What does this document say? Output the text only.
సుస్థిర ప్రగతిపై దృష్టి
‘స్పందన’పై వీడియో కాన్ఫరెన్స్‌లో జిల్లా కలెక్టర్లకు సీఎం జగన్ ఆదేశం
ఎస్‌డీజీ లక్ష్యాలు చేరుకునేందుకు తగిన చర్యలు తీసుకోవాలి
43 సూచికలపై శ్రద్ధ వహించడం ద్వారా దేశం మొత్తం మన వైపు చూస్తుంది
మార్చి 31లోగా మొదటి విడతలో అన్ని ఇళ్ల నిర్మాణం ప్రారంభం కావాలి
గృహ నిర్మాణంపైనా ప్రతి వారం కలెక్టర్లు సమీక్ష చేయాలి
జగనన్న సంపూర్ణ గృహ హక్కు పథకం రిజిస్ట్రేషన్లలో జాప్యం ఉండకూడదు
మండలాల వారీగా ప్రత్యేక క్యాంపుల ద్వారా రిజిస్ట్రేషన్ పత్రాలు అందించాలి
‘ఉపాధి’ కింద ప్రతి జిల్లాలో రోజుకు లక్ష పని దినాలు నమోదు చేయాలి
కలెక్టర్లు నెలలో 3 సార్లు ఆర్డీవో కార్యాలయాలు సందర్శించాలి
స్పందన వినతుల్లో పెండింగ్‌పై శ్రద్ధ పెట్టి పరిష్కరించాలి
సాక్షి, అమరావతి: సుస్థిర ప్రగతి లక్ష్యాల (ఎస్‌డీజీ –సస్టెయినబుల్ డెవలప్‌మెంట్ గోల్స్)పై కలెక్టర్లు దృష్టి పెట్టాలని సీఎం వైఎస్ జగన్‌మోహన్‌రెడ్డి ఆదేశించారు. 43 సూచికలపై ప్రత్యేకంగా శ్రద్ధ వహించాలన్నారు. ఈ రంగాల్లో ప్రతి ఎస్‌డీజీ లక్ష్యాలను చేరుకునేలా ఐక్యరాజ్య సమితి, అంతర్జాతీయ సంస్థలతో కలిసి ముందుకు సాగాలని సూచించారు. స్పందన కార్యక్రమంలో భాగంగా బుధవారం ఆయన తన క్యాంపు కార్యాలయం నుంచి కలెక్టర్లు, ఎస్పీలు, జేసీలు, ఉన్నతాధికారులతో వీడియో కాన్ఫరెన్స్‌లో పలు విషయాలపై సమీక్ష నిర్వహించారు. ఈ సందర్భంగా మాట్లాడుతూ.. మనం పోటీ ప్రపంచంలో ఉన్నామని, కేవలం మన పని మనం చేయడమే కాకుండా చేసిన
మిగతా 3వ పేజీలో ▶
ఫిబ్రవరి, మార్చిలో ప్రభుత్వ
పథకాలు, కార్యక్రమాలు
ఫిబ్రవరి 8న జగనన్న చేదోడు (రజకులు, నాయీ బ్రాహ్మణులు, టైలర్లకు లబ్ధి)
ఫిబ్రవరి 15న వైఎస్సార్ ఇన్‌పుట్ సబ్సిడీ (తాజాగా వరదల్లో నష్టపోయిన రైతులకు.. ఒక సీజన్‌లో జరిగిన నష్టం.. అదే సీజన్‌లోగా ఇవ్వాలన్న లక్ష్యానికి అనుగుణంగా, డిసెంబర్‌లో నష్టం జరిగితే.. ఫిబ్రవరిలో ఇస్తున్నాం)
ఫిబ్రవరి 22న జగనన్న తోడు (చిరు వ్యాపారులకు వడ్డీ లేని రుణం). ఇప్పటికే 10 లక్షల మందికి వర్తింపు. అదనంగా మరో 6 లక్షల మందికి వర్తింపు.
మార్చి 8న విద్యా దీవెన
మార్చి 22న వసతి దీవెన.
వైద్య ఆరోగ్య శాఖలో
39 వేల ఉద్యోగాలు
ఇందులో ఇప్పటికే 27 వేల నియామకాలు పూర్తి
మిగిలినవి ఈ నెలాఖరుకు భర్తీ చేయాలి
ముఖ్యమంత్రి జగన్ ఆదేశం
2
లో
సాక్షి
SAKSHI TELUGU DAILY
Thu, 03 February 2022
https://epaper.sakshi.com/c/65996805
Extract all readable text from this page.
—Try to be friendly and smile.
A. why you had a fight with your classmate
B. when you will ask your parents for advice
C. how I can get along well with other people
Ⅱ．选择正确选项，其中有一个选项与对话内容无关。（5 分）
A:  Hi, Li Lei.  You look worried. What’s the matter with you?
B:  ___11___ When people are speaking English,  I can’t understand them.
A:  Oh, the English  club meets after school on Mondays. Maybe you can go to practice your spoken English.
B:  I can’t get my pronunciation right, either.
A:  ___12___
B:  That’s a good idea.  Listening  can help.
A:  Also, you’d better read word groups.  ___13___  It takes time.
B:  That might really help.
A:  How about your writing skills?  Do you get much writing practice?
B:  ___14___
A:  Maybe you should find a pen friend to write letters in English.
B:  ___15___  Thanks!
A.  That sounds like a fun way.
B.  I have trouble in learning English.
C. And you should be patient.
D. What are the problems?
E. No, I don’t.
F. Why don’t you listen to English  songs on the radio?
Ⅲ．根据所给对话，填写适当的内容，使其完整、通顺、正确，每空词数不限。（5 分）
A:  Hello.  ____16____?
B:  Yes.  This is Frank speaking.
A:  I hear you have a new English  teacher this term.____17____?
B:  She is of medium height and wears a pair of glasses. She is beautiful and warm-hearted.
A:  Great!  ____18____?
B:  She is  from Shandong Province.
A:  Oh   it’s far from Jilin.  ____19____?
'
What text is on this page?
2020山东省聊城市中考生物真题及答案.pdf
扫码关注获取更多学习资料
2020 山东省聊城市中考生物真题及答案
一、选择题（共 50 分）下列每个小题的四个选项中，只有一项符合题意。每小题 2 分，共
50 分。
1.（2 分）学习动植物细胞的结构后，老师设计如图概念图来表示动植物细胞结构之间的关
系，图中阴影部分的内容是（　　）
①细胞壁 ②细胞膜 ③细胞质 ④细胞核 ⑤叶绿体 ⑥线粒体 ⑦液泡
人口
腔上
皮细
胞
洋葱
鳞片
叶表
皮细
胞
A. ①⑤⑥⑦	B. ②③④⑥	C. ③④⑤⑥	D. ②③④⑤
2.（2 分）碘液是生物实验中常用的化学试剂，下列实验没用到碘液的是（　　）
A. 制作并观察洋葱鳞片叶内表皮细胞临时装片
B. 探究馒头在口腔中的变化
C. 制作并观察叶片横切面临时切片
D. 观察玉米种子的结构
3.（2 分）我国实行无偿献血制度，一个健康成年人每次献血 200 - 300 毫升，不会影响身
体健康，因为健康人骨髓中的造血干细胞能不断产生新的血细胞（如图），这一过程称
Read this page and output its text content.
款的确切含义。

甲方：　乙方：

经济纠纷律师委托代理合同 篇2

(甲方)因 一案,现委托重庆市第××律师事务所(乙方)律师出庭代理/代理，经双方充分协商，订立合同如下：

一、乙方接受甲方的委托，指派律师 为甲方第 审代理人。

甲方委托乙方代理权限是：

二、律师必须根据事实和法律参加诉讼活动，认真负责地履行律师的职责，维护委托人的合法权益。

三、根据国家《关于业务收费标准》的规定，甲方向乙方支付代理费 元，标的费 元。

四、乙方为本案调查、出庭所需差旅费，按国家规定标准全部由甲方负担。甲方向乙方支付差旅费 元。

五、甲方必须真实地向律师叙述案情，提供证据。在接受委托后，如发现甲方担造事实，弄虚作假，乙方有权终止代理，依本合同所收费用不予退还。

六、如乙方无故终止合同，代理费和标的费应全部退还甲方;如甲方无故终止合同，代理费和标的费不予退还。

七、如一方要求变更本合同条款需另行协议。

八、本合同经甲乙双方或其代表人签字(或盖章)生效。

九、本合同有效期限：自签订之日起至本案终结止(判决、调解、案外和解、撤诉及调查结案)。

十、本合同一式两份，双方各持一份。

» Aim of the task
Write out every entry above, word for word.

» Task solution
What does this document say? Output the text only.
సుస్థిర ప్రగతిపై దృష్టి
‘స్పందన’పై వీడియో కాన్ఫరెన్స్‌లో జిల్లా కలెక్టర్లకు సీఎం జగన్ ఆదేశం
ఎస్‌డీజీ లక్ష్యాలు చేరుకునేందుకు తగిన చర్యలు తీసుకోవాలి
43 సూచికలపై శ్రద్ధ వహించడం ద్వారా దేశం మొత్తం మన వైపు చూస్తుంది
మార్చి 31లోగా మొదటి విడతలో అన్ని ఇళ్ల నిర్మాణం ప్రారంభం కావాలి
గృహ నిర్మాణంపైనా ప్రతి వారం కలెక్టర్లు సమీక్ష చేయాలి
జగనన్న సంపూర్ణ గృహ హక్కు పథకం రిజిస్ట్రేషన్లలో జాప్యం ఉండకూడదు
మండలాల వారీగా ప్రత్యేక క్యాంపుల ద్వారా రిజిస్ట్రేషన్ పత్రాలు అందించాలి
‘ఉపాధి’ కింద ప్రతి జిల్లాలో రోజుకు లక్ష పని దినాలు నమోదు చేయాలి
కలెక్టర్లు నెలలో 3 సార్లు ఆర్డీవో కార్యాలయాలు సందర్శించాలి
స్పందన వినతుల్లో పెండింగ్‌పై శ్రద్ధ పెట్టి పరిష్కరించాలి
సాక్షి, అమరావతి: సుస్థిర ప్రగతి లక్ష్యాల (ఎస్‌డీజీ –సస్టెయినబుల్ డెవలప్‌మెంట్ గోల్స్)పై కలెక్టర్లు దృష్టి పెట్టాలని సీఎం వైఎస్ జగన్‌మోహన్‌రెడ్డి ఆదేశించారు. 43 సూచికలపై ప్రత్యేకంగా శ్రద్ధ వహించాలన్నారు. ఈ రంగాల్లో ప్రతి ఎస్‌డీజీ లక్ష్యాలను చేరుకునేలా ఐక్యరాజ్య సమితి, అంతర్జాతీయ సంస్థలతో కలిసి ముందుకు సాగాలని సూచించారు. స్పందన కార్యక్రమంలో భాగంగా బుధవారం ఆయన తన క్యాంపు కార్యాలయం నుంచి కలెక్టర్లు, ఎస్పీలు, జేసీలు, ఉన్నతాధికారులతో వీడియో కాన్ఫరెన్స్‌లో పలు విషయాలపై సమీక్ష నిర్వహించారు. ఈ సందర్భంగా మాట్లాడుతూ.. మనం పోటీ ప్రపంచంలో ఉన్నామని, కేవలం మన పని మనం చేయడమే కాకుండా చేసిన
మిగతా 3వ పేజీలో ▶
ఫిబ్రవరి, మార్చిలో ప్రభుత్వ
పథకాలు, కార్యక్రమాలు
ఫిబ్రవరి 8న జగనన్న చేదోడు (రజకులు, నాయీ బ్రాహ్మణులు, టైలర్లకు లబ్ధి)
ఫిబ్రవరి 15న వైఎస్సార్ ఇన్‌పుట్ సబ్సిడీ (తాజాగా వరదల్లో నష్టపోయిన రైతులకు.. ఒక సీజన్‌లో జరిగిన నష్టం.. అదే సీజన్‌లోగా ఇవ్వాలన్న లక్ష్యానికి అనుగుణంగా, డిసెంబర్‌లో నష్టం జరిగితే.. ఫిబ్రవరిలో ఇస్తున్నాం)
ఫిబ్రవరి 22న జగనన్న తోడు (చిరు వ్యాపారులకు వడ్డీ లేని రుణం). ఇప్పటికే 10 లక్షల మందికి వర్తింపు. అదనంగా మరో 6 లక్షల మందికి వర్తింపు.
మార్చి 8న విద్యా దీవెన
మార్చి 22న వసతి దీవెన.
వైద్య ఆరోగ్య శాఖలో
39 వేల ఉద్యోగాలు
ఇందులో ఇప్పటికే 27 వేల నియామకాలు పూర్తి
మిగిలినవి ఈ నెలాఖరుకు భర్తీ చేయాలి
ముఖ్యమంత్రి జగన్ ఆదేశం
2
లో
సాక్షి
SAKSHI TELUGU DAILY
Thu, 03 February 2022
https://epaper.sakshi.com/c/65996805
Extract all readable text from this page.
—Try to be friendly and smile.
A. why you had a fight with your classmate
B. when you will ask your parents for advice
C. how I can get along well with other people
Ⅱ．选择正确选项，其中有一个选项与对话内容无关。（5 分）
A:  Hi, Li Lei.  You look worried. What’s the matter with you?
B:  ___11___ When people are speaking English,  I can’t understand them.
A:  Oh, the English  club meets after school on Mondays. Maybe you can go to practice your spoken English.
B:  I can’t get my pronunciation right, either.
A:  ___12___
B:  That’s a good idea.  Listening  can help.
A:  Also, you’d better read word groups.  ___13___  It takes time.
B:  That might really help.
A:  How about your writing skills?  Do you get much writing practice?
B:  ___14___
A:  Maybe you should find a pen friend to write letters in English.
B:  ___15___  Thanks!
A.  That sounds like a fun way.
B.  I have trouble in learning English.
C. And you should be patient.
D. What are the problems?
E. No, I don’t.
F. Why don’t you listen to English  songs on the radio?
Ⅲ．根据所给对话，填写适当的内容，使其完整、通顺、正确，每空词数不限。（5 分）
A:  Hello.  ____16____?
B:  Yes.  This is Frank speaking.
A:  I hear you have a new English  teacher this term.____17____?
B:  She is of medium height and wears a pair of glasses. She is beautiful and warm-hearted.
A:  Great!  ____18____?
B:  She is  from Shandong Province.
A:  Oh   it’s far from Jilin.  ____19____?
'
What text is on this page?
2020山东省聊城市中考生物真题及答案.pdf
扫码关注获取更多学习资料
2020 山东省聊城市中考生物真题及答案
一、选择题（共 50 分）下列每个小题的四个选项中，只有一项符合题意。每小题 2 分，共
50 分。
1.（2 分）学习动植物细胞的结构后，老师设计如图概念图来表示动植物细胞结构之间的关
系，图中阴影部分的内容是（　　）
①细胞壁 ②细胞膜 ③细胞质 ④细胞核 ⑤叶绿体 ⑥线粒体 ⑦液泡
人口
腔上
皮细
胞
洋葱
鳞片
叶表
皮细
胞
A. ①⑤⑥⑦	B. ②③④⑥	C. ③④⑤⑥	D. ②③④⑤
2.（2 分）碘液是生物实验中常用的化学试剂，下列实验没用到碘液的是（　　）
A. 制作并观察洋葱鳞片叶内表皮细胞临时装片
B. 探究馒头在口腔中的变化
C. 制作并观察叶片横切面临时切片
D. 观察玉米种子的结构
3.（2 分）我国实行无偿献血制度，一个健康成年人每次献血 200 - 300 毫升，不会影响身
体健康，因为健康人骨髓中的造血干细胞能不断产生新的血细胞（如图），这一过程称
Read this page and output its text content.
款的确切含义。

甲方：　乙方：

经济纠纷律师委托代理合同 篇2

(甲方)因 一案,现委托重庆市第××律师事务所(乙方)律师出庭代理/代理，经双方充分协商，订立合同如下：

一、乙方接受甲方的委托，指派律师 为甲方第 审代理人。

甲方委托乙方代理权限是：

二、律师必须根据事实和法律参加诉讼活动，认真负责地履行律师的职责，维护委托人的合法权益。

三、根据国家《关于业务收费标准》的规定，甲方向乙方支付代理费 元，标的费 元。

四、乙方为本案调查、出庭所需差旅费，按国家规定标准全部由甲方负担。甲方向乙方支付差旅费 元。

五、甲方必须真实地向律师叙述案情，提供证据。在接受委托后，如发现甲方担造事实，弄虚作假，乙方有权终止代理，依本合同所收费用不予退还。

六、如乙方无故终止合同，代理费和标的费应全部退还甲方;如甲方无故终止合同，代理费和标的费不予退还。

七、如一方要求变更本合同条款需另行协议。

八、本合同经甲乙双方或其代表人签字(或盖章)生效。

九、本合同有效期限：自签订之日起至本案终结止(判决、调解、案外和解、撤诉及调查结案)。

十、本合同一式两份，双方各持一份。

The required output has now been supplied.